Exercise task.
Below is some material; transcribe all of it exactly.

Record list.
--- start ---
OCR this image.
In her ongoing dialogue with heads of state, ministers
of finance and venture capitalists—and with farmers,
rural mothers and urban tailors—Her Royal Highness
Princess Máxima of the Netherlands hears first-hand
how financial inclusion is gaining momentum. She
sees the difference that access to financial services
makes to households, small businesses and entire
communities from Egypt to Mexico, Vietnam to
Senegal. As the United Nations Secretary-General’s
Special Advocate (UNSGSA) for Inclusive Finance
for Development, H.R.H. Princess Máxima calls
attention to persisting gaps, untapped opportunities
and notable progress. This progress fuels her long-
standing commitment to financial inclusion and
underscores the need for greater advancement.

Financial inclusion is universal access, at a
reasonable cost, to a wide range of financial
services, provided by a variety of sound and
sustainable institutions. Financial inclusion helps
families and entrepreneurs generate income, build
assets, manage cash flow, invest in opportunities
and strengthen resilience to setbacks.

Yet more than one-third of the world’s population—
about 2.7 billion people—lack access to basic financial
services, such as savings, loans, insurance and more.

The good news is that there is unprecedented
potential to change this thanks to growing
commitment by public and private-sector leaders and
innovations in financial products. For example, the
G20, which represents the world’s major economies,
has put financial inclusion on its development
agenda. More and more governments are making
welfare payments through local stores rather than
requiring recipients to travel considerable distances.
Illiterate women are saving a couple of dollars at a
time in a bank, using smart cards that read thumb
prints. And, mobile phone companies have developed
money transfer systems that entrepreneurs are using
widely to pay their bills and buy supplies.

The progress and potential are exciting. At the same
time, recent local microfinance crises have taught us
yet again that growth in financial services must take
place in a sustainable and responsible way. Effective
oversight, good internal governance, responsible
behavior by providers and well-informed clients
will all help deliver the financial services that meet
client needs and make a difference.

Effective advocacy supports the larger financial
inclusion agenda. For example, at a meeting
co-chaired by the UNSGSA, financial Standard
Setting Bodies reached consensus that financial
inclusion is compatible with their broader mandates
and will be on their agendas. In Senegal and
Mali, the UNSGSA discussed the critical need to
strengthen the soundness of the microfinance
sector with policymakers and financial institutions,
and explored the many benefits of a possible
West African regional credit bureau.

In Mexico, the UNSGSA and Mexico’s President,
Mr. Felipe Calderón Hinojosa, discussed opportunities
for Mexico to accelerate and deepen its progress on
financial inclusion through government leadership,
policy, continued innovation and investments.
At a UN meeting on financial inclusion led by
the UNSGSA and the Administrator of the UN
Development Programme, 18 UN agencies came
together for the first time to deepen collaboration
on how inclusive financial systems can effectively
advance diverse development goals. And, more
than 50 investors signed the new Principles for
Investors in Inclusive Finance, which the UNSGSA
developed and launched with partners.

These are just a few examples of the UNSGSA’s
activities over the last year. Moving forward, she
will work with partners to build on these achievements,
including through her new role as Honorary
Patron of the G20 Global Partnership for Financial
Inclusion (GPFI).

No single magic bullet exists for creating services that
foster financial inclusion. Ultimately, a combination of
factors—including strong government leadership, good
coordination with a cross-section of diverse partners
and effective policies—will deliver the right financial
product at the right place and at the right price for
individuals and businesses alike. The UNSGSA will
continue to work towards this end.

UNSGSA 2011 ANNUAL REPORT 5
--- end ---
Correct response.
OCR this image.
In her ongoing dialogue with heads of state, ministers
of finance and venture capitalists—and with farmers,
rural mothers and urban tailors—Her Royal Highness
Princess Máxima of the Netherlands hears first-hand
how financial inclusion is gaining momentum. She
sees the difference that access to financial services
makes to households, small businesses and entire
communities from Egypt to Mexico, Vietnam to
Senegal. As the United Nations Secretary-General’s
Special Advocate (UNSGSA) for Inclusive Finance
for Development, H.R.H. Princess Máxima calls
attention to persisting gaps, untapped opportunities
and notable progress. This progress fuels her long-
standing commitment to financial inclusion and
underscores the need for greater advancement.

Financial inclusion is universal access, at a
reasonable cost, to a wide range of financial
services, provided by a variety of sound and
sustainable institutions. Financial inclusion helps
families and entrepreneurs generate income, build
assets, manage cash flow, invest in opportunities
and strengthen resilience to setbacks.

Yet more than one-third of the world’s population—
about 2.7 billion people—lack access to basic financial
services, such as savings, loans, insurance and more.

The good news is that there is unprecedented
potential to change this thanks to growing
commitment by public and private-sector leaders and
innovations in financial products. For example, the
G20, which represents the world’s major economies,
has put financial inclusion on its development
agenda. More and more governments are making
welfare payments through local stores rather than
requiring recipients to travel considerable distances.
Illiterate women are saving a couple of dollars at a
time in a bank, using smart cards that read thumb
prints. And, mobile phone companies have developed
money transfer systems that entrepreneurs are using
widely to pay their bills and buy supplies.

The progress and potential are exciting. At the same
time, recent local microfinance crises have taught us
yet again that growth in financial services must take
place in a sustainable and responsible way. Effective
oversight, good internal governance, responsible
behavior by providers and well-informed clients
will all help deliver the financial services that meet
client needs and make a difference.

Effective advocacy supports the larger financial
inclusion agenda. For example, at a meeting
co-chaired by the UNSGSA, financial Standard
Setting Bodies reached consensus that financial
inclusion is compatible with their broader mandates
and will be on their agendas. In Senegal and
Mali, the UNSGSA discussed the critical need to
strengthen the soundness of the microfinance
sector with policymakers and financial institutions,
and explored the many benefits of a possible
West African regional credit bureau.

In Mexico, the UNSGSA and Mexico’s President,
Mr. Felipe Calderón Hinojosa, discussed opportunities
for Mexico to accelerate and deepen its progress on
financial inclusion through government leadership,
policy, continued innovation and investments.
At a UN meeting on financial inclusion led by
the UNSGSA and the Administrator of the UN
Development Programme, 18 UN agencies came
together for the first time to deepen collaboration
on how inclusive financial systems can effectively
advance diverse development goals. And, more
than 50 investors signed the new Principles for
Investors in Inclusive Finance, which the UNSGSA
developed and launched with partners.

These are just a few examples of the UNSGSA’s
activities over the last year. Moving forward, she
will work with partners to build on these achievements,
including through her new role as Honorary
Patron of the G20 Global Partnership for Financial
Inclusion (GPFI).

No single magic bullet exists for creating services that
foster financial inclusion. Ultimately, a combination of
factors—including strong government leadership, good
coordination with a cross-section of diverse partners
and effective policies—will deliver the right financial
product at the right place and at the right price for
individuals and businesses alike. The UNSGSA will
continue to work towards this end.

UNSGSA 2011 ANNUAL REPORT 5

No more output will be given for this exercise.